***** Recorded information

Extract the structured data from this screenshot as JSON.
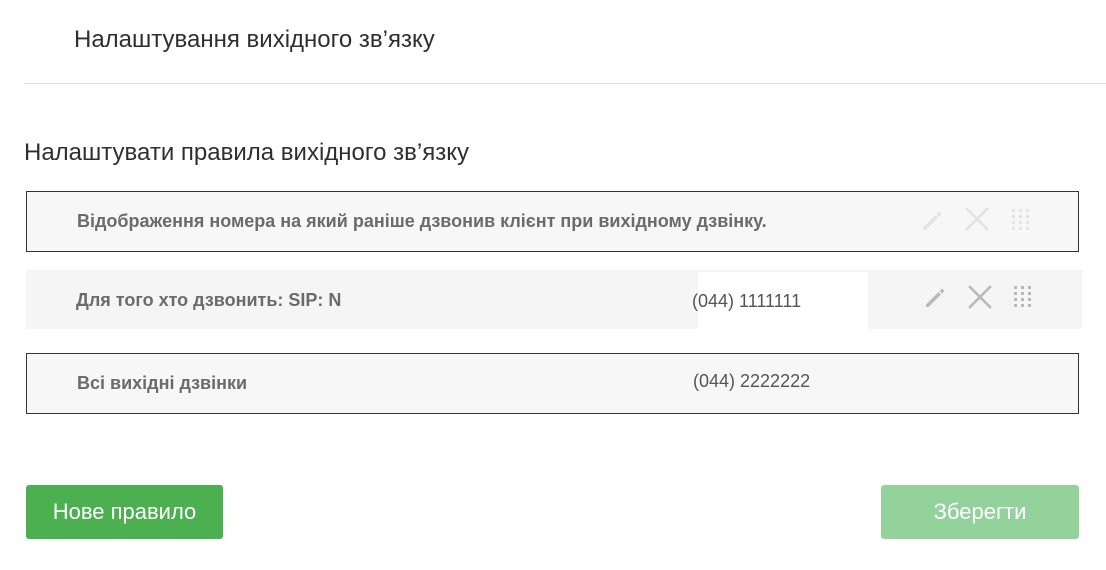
{
  "header": {
    "title": "Налаштування вихідного зв’язку"
  },
  "section": {
    "title": "Налаштувати правила вихідного зв’язку"
  },
  "rules": [
    {
      "name": "Відображення номера на який раніше дзвонив клієнт при вихідному дзвінку.",
      "phone": ""
    },
    {
      "name": "Для того хто дзвонить: SIP: N",
      "phone": "(044) 1111111"
    },
    {
      "name": "Всі вихідні дзвінки",
      "phone": "(044) 2222222"
    }
  ],
  "buttons": {
    "new_rule": "Нове правило",
    "save": "Зберегти"
  },
  "colors": {
    "primary_button": "#4caf50",
    "save_button_disabled": "#93d29a",
    "action_icon_muted": "#e3e3e3",
    "action_icon": "#b9b9b9"
  },
  "icons": {
    "edit": "pencil-icon",
    "delete": "close-icon",
    "reorder": "drag-handle-icon"
  }
}
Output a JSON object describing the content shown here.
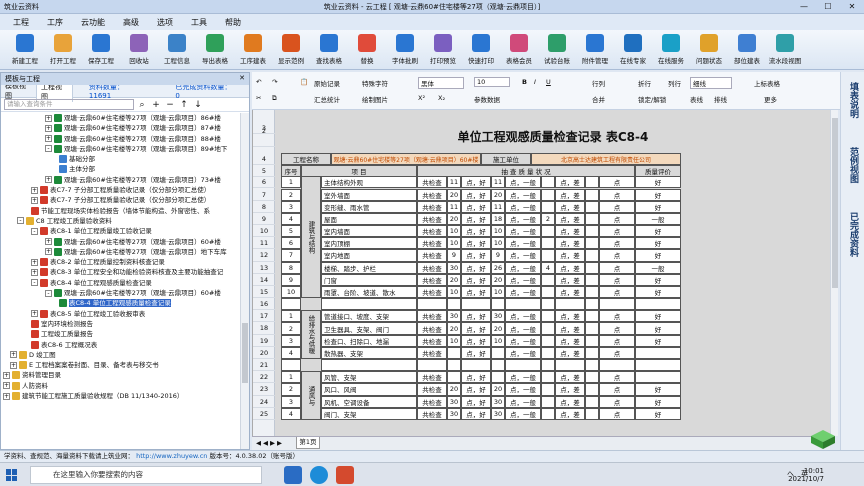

**********

_To be done_
Identify every line holding the word "phone" and copy it out.

_Answer for the task_
      "phone": ""
      "phone": "(044) 1111111"
      "phone": "(044) 2222222"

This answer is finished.